[Supplied entries]
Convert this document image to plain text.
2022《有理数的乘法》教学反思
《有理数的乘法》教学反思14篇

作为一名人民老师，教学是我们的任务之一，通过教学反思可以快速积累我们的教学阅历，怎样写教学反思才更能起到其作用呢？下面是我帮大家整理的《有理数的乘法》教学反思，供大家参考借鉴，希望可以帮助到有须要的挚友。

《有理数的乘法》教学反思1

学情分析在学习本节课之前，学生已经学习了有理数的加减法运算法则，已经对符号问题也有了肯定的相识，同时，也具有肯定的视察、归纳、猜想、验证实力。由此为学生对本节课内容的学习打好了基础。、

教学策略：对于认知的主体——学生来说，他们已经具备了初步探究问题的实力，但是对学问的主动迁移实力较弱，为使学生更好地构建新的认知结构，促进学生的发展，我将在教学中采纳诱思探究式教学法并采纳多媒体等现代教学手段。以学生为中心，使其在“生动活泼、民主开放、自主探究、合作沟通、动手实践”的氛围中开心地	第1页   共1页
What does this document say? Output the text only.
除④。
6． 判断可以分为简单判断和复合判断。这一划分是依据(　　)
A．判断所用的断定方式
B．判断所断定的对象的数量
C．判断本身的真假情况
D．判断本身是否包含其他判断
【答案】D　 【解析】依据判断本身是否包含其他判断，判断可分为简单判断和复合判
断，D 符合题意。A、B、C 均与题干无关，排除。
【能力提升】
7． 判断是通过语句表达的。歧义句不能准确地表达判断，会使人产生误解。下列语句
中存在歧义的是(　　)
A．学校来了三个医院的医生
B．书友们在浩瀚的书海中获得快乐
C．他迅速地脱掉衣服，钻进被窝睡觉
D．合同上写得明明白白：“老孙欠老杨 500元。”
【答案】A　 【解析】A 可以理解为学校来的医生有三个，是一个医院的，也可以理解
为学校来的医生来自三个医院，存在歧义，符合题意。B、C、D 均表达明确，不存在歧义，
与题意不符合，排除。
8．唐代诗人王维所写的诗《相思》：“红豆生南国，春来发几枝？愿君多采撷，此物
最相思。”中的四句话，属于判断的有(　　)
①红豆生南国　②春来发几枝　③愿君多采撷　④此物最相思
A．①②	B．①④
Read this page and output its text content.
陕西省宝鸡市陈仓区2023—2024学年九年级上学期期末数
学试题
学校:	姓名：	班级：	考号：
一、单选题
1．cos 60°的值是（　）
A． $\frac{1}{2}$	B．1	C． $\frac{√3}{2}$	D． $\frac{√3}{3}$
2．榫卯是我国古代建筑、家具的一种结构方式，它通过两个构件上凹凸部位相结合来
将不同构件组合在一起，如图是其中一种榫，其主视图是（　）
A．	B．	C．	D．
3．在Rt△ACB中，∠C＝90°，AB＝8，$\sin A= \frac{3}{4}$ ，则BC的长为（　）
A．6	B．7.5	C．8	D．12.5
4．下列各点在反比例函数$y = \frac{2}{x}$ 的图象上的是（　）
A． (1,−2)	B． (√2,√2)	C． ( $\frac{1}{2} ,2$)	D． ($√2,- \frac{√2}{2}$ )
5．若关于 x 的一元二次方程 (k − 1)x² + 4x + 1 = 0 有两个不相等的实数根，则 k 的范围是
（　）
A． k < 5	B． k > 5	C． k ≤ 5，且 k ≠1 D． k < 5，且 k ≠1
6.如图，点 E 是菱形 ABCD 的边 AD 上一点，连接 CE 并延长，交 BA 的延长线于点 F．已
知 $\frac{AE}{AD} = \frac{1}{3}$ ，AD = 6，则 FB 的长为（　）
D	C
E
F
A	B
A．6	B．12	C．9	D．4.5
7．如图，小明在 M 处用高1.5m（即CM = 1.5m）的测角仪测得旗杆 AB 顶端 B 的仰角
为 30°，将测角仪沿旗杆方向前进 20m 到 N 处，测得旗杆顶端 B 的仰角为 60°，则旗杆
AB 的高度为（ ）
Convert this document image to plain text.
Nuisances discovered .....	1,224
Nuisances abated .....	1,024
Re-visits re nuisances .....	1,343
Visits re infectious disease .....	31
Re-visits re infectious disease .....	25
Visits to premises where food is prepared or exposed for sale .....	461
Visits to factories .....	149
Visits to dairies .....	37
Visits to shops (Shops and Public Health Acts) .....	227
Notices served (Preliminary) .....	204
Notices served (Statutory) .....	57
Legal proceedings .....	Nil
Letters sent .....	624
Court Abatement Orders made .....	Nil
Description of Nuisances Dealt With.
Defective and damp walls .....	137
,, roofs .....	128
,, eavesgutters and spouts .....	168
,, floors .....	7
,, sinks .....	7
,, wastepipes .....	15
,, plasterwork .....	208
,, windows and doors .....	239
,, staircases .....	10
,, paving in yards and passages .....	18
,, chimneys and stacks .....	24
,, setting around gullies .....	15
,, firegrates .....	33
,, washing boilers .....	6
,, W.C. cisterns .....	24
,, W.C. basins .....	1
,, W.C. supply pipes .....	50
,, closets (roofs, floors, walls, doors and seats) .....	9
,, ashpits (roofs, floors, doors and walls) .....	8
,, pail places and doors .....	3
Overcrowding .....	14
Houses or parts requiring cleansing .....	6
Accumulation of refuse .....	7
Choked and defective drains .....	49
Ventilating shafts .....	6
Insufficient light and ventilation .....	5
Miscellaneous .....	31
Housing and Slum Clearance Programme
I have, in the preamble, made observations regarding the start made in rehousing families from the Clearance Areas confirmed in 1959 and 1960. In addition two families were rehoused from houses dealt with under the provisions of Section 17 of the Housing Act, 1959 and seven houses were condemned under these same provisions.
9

[Given request]
The answer is a single number: how many lines include the word "doors"?

[Correct response]
4